■ **WORK INSTRUCTIONS**
From the listing below, pull out the lines that hold "open".

■ **INPUT RECORDS**
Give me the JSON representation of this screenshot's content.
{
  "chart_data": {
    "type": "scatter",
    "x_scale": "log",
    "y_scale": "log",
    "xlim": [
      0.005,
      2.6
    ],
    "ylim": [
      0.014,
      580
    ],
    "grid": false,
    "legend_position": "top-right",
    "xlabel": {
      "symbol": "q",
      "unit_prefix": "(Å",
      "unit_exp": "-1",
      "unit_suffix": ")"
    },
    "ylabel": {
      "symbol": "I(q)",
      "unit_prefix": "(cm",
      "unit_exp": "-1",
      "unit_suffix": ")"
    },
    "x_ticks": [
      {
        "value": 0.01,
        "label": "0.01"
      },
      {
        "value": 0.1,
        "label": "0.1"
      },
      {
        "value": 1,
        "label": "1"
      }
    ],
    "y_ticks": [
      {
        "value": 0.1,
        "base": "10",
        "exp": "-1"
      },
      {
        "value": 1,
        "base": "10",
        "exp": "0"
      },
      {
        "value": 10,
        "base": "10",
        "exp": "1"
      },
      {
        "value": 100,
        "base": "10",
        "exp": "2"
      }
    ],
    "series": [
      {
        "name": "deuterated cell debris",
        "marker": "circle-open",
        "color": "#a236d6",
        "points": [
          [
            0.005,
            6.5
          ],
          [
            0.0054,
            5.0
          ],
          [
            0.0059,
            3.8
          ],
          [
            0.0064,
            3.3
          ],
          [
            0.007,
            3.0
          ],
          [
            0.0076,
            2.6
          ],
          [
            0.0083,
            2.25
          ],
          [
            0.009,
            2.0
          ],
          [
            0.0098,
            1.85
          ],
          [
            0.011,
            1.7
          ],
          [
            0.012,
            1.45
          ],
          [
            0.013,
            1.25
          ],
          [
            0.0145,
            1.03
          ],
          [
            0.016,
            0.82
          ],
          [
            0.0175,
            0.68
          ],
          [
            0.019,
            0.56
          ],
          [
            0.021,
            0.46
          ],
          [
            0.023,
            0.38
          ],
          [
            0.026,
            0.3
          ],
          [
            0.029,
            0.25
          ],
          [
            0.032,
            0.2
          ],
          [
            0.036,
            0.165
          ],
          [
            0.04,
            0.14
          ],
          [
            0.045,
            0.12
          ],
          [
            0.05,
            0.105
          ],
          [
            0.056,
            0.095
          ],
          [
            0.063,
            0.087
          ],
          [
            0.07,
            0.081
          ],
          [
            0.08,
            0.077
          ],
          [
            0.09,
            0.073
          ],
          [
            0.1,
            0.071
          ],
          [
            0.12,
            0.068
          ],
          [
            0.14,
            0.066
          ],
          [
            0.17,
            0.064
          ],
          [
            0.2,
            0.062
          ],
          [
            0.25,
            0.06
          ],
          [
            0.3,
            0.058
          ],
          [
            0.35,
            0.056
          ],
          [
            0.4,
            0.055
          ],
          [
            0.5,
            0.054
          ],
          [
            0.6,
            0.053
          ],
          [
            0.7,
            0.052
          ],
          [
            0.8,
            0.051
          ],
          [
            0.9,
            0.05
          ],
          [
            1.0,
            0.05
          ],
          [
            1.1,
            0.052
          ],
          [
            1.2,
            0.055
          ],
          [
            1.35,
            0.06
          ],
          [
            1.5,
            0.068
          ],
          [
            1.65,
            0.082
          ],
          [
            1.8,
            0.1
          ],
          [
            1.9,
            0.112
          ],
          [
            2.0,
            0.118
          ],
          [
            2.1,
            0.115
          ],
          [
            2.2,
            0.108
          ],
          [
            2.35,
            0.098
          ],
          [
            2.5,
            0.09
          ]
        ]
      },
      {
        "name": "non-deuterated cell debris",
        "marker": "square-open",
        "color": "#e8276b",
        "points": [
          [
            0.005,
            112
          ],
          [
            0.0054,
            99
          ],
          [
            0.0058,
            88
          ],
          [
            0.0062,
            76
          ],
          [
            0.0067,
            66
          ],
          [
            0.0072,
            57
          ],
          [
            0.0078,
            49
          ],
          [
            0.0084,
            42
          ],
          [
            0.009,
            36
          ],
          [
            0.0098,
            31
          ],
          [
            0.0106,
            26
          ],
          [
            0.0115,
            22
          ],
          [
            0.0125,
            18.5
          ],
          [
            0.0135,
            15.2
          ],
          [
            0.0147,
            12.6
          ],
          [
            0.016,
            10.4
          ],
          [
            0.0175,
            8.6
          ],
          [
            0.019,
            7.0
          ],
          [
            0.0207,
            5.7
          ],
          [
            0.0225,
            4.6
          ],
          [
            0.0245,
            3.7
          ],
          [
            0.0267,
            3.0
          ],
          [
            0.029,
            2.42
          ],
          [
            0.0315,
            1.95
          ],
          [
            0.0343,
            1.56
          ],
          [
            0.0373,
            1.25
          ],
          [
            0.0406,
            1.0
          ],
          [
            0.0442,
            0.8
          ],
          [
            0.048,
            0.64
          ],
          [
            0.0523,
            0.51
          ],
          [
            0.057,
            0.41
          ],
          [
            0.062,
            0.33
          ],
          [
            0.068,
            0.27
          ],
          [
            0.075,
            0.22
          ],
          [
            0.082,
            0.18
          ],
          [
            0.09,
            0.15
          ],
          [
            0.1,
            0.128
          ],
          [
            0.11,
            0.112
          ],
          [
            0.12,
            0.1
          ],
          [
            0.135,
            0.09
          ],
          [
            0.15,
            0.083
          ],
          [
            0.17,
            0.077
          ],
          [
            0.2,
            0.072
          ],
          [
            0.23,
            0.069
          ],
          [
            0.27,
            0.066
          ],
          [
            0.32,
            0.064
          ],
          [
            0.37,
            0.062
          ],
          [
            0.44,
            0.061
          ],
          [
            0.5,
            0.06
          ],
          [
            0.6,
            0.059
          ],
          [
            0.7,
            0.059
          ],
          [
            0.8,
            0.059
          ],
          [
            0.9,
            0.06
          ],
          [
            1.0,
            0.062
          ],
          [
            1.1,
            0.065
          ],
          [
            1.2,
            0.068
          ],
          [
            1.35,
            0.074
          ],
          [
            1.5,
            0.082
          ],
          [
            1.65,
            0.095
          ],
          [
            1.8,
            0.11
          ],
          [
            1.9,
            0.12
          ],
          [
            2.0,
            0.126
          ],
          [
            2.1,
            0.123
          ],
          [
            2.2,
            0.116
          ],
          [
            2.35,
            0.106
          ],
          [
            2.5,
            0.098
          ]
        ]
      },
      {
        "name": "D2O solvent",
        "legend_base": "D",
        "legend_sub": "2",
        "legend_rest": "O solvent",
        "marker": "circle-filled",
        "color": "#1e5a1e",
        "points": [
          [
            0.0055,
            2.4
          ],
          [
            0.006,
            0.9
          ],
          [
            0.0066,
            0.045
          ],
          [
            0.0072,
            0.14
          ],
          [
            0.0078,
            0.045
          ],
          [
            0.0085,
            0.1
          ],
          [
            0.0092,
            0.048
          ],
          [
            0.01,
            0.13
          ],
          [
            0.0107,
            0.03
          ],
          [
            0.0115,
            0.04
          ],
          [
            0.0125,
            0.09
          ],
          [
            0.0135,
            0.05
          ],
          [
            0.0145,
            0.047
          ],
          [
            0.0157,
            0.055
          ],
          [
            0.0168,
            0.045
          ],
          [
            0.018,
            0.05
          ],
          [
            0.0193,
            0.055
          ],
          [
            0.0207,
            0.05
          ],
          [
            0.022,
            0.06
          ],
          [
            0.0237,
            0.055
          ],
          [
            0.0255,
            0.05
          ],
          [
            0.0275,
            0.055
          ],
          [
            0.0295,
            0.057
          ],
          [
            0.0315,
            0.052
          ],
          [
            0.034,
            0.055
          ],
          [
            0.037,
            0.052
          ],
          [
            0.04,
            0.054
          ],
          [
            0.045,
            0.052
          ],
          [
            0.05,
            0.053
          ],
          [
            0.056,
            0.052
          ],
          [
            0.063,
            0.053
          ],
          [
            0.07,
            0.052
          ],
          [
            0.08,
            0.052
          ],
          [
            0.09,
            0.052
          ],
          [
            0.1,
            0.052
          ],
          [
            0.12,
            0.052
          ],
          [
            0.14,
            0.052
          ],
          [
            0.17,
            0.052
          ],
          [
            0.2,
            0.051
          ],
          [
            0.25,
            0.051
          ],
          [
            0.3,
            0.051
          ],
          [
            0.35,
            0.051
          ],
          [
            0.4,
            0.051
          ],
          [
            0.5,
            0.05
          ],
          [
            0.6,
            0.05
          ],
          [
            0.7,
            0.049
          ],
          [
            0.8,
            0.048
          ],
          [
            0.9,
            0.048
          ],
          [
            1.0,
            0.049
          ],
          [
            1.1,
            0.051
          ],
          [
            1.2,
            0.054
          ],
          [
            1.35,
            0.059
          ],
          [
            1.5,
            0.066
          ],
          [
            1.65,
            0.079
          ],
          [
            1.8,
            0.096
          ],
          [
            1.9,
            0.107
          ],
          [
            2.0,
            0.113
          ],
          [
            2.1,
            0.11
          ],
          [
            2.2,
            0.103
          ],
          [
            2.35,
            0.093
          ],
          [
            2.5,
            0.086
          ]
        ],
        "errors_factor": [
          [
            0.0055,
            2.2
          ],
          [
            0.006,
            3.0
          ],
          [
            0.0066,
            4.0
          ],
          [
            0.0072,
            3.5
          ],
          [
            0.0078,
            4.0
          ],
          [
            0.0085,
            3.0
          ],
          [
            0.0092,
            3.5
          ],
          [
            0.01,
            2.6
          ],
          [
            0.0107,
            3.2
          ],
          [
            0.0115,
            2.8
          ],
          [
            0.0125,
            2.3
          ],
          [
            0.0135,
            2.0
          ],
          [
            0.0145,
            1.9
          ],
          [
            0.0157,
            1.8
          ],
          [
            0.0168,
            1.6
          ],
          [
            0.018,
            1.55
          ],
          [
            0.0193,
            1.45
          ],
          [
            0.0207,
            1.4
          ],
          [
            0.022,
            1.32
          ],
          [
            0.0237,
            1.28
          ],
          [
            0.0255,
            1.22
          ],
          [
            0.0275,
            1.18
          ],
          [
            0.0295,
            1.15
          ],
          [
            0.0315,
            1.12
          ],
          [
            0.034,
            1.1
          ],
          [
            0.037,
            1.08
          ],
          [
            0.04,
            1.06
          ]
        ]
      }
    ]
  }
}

■ **RESULT OF THE EXERCISE**
        "marker": "circle-open",
        "marker": "square-open",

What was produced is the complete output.